CHALLENGE:
Transcribe every line exactly and omit anything that is a picture.

____ MATERIAL PROVIDED

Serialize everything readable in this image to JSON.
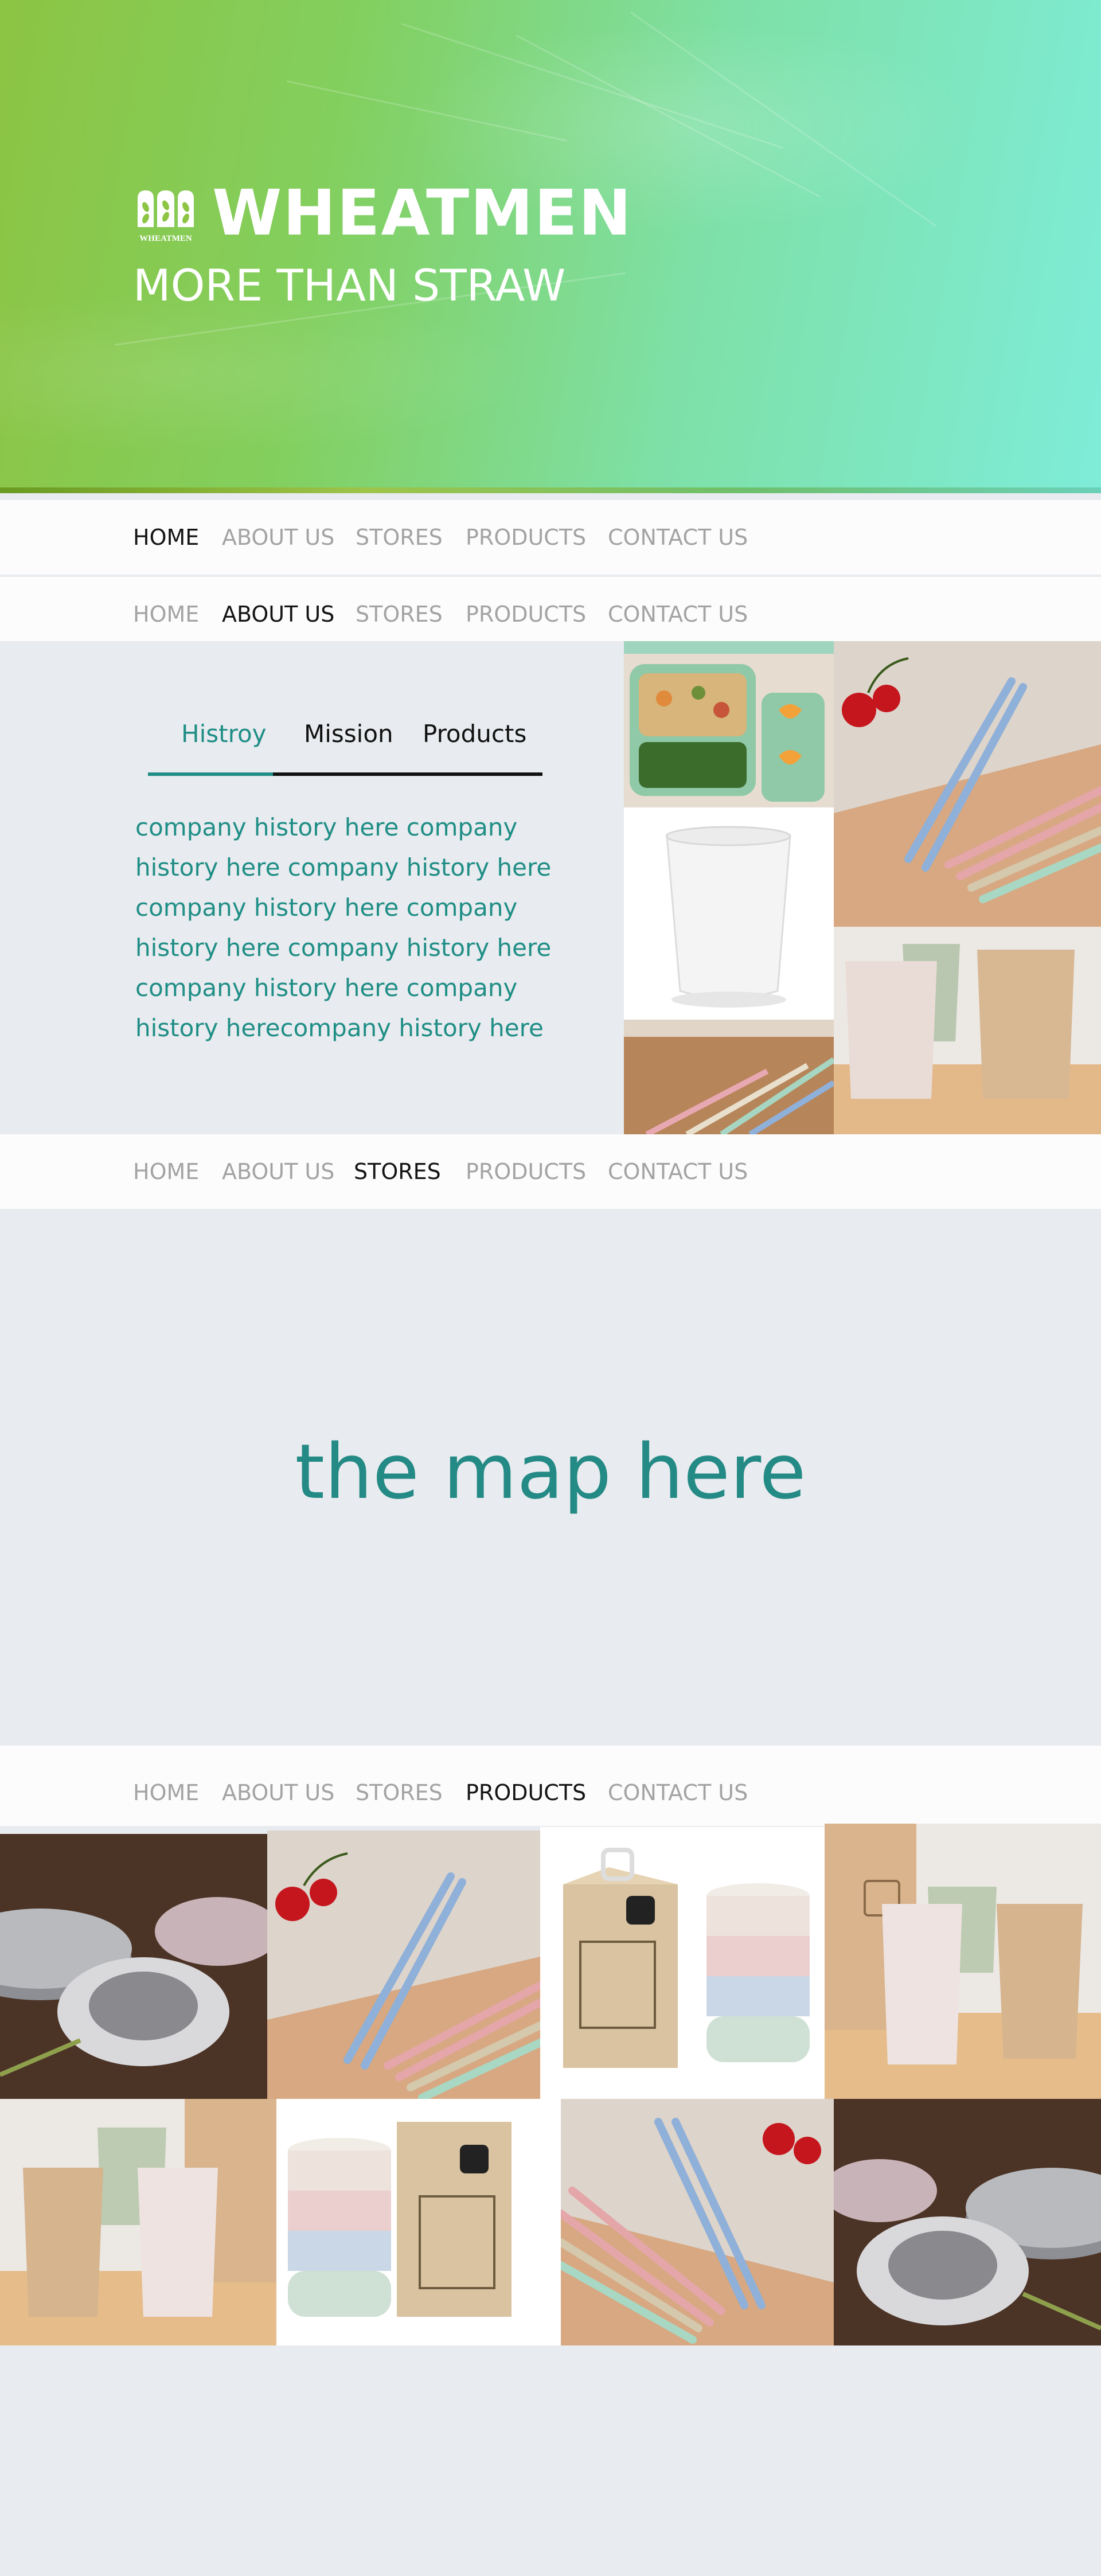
{
  "brand": {
    "name": "WHEATMEN",
    "tagline": "MORE THAN STRAW",
    "logo_caption": "WHEATMEN"
  },
  "nav": {
    "items": [
      "HOME",
      "ABOUT US",
      "STORES",
      "PRODUCTS",
      "CONTACT US"
    ],
    "sections": [
      {
        "active": "HOME"
      },
      {
        "active": "ABOUT US"
      },
      {
        "active": "STORES"
      },
      {
        "active": "PRODUCTS"
      }
    ]
  },
  "about": {
    "tabs": [
      "Histroy",
      "Mission",
      "Products"
    ],
    "active_tab": "Histroy",
    "history_text": "company history here company history here company history here company history here company history here company history here company history here company history herecompany history here"
  },
  "stores": {
    "map_placeholder": "the map here"
  },
  "colors": {
    "accent": "#1f8e86",
    "nav_inactive": "#a3a3a3",
    "nav_active": "#141414",
    "page_bg": "#e8ebef"
  },
  "product_images": [
    "plates",
    "chopsticks",
    "bowls-box",
    "cups-box",
    "cups-box",
    "bowls-box",
    "chopsticks",
    "plates"
  ]
}
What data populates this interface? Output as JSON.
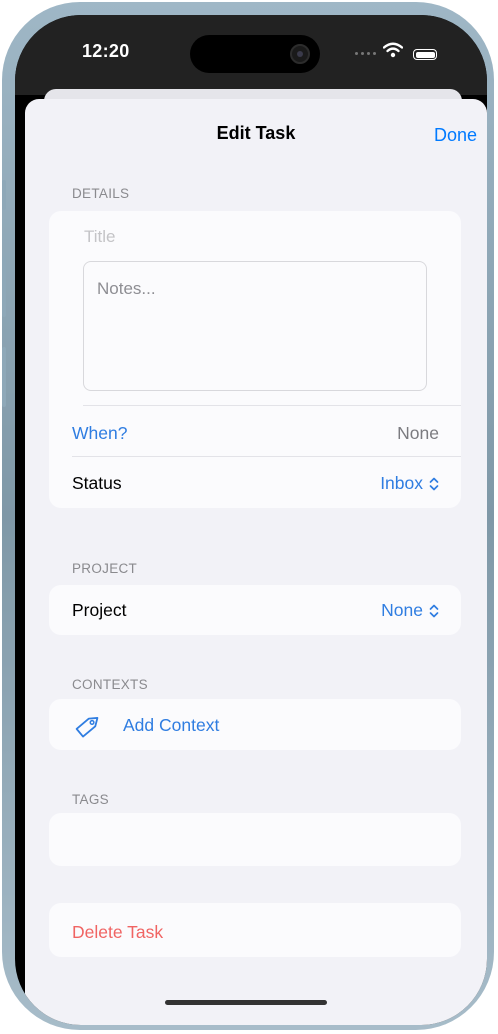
{
  "status_bar": {
    "time": "12:20"
  },
  "nav": {
    "title": "Edit Task",
    "done_label": "Done"
  },
  "details": {
    "header": "DETAILS",
    "title_placeholder": "Title",
    "notes_placeholder": "Notes...",
    "when_label": "When?",
    "when_value": "None",
    "status_label": "Status",
    "status_value": "Inbox"
  },
  "project": {
    "header": "PROJECT",
    "label": "Project",
    "value": "None"
  },
  "contexts": {
    "header": "CONTEXTS",
    "add_label": "Add Context",
    "icon": "tag-icon"
  },
  "tags": {
    "header": "TAGS"
  },
  "delete": {
    "label": "Delete Task"
  },
  "colors": {
    "accent": "#2f7de1",
    "destructive": "#f06463",
    "background": "#f2f2f7",
    "card": "#fbfbfd",
    "secondary_text": "#8a8a8e"
  }
}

________

REPLY TO THE EXERCISE:
Serialize everything readable in this image to JSON.
{
  "brand": {
    "name": "WHEATMEN",
    "tagline": "MORE THAN STRAW",
    "logo_caption": "WHEATMEN"
  },
  "nav": {
    "items": [
      "HOME",
      "ABOUT US",
      "STORES",
      "PRODUCTS",
      "CONTACT US"
    ],
    "sections": [
      {
        "active": "HOME"
      },
      {
        "active": "ABOUT US"
      },
      {
        "active": "STORES"
      },
      {
        "active": "PRODUCTS"
      }
    ]
  },
  "about": {
    "tabs": [
      "Histroy",
      "Mission",
      "Products"
    ],
    "active_tab": "Histroy",
    "history_text": "company history here company history here company history here company history here company history here company history here company history here company history herecompany history here"
  },
  "stores": {
    "map_placeholder": "the map here"
  },
  "colors": {
    "accent": "#1f8e86",
    "nav_inactive": "#a3a3a3",
    "nav_active": "#141414",
    "page_bg": "#e8ebef"
  },
  "product_images": [
    "plates",
    "chopsticks",
    "bowls-box",
    "cups-box",
    "cups-box",
    "bowls-box",
    "chopsticks",
    "plates"
  ]
}
What data populates this interface? Output as JSON.
{
  "status_bar": {
    "time": "12:20"
  },
  "nav": {
    "title": "Edit Task",
    "done_label": "Done"
  },
  "details": {
    "header": "DETAILS",
    "title_placeholder": "Title",
    "notes_placeholder": "Notes...",
    "when_label": "When?",
    "when_value": "None",
    "status_label": "Status",
    "status_value": "Inbox"
  },
  "project": {
    "header": "PROJECT",
    "label": "Project",
    "value": "None"
  },
  "contexts": {
    "header": "CONTEXTS",
    "add_label": "Add Context",
    "icon": "tag-icon"
  },
  "tags": {
    "header": "TAGS"
  },
  "delete": {
    "label": "Delete Task"
  },
  "colors": {
    "accent": "#2f7de1",
    "destructive": "#f06463",
    "background": "#f2f2f7",
    "card": "#fbfbfd",
    "secondary_text": "#8a8a8e"
  }
}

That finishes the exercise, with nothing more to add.